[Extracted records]
•••••

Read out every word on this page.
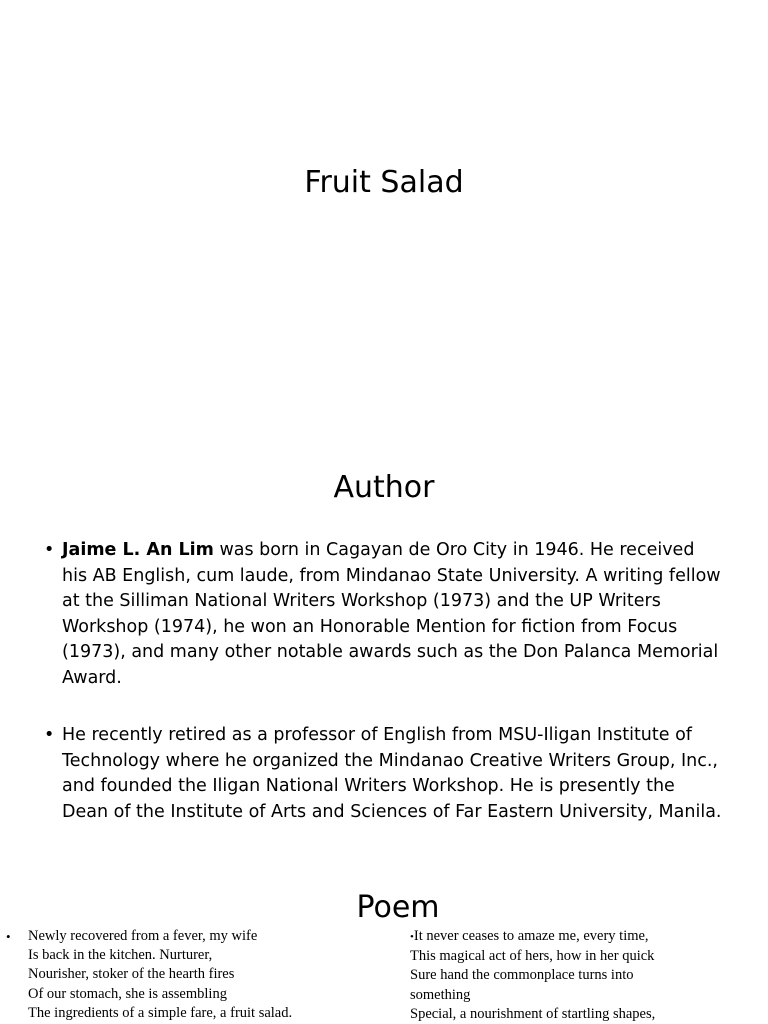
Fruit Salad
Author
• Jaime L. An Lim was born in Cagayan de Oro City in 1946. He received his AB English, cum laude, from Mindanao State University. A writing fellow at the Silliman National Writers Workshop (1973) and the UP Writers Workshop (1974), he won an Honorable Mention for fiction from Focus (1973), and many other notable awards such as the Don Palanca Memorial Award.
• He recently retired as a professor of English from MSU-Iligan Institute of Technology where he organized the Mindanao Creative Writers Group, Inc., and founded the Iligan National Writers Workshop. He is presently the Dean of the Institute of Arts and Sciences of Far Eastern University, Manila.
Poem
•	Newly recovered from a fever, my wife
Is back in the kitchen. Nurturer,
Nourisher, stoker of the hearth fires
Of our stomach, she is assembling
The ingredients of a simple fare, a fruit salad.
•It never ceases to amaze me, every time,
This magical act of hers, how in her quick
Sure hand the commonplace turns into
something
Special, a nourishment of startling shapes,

•••••

TASK OBJECTIVE :: Reproduce the listing word for word and omit its pictures.

EXERCISE RESPONSE ::
Read out every word on this page.
Fruit Salad
Author
• Jaime L. An Lim was born in Cagayan de Oro City in 1946. He received his AB English, cum laude, from Mindanao State University. A writing fellow at the Silliman National Writers Workshop (1973) and the UP Writers Workshop (1974), he won an Honorable Mention for fiction from Focus (1973), and many other notable awards such as the Don Palanca Memorial Award.
• He recently retired as a professor of English from MSU-Iligan Institute of Technology where he organized the Mindanao Creative Writers Group, Inc., and founded the Iligan National Writers Workshop. He is presently the Dean of the Institute of Arts and Sciences of Far Eastern University, Manila.
Poem
•	Newly recovered from a fever, my wife
Is back in the kitchen. Nurturer,
Nourisher, stoker of the hearth fires
Of our stomach, she is assembling
The ingredients of a simple fare, a fruit salad.
•It never ceases to amaze me, every time,
This magical act of hers, how in her quick
Sure hand the commonplace turns into
something
Special, a nourishment of startling shapes,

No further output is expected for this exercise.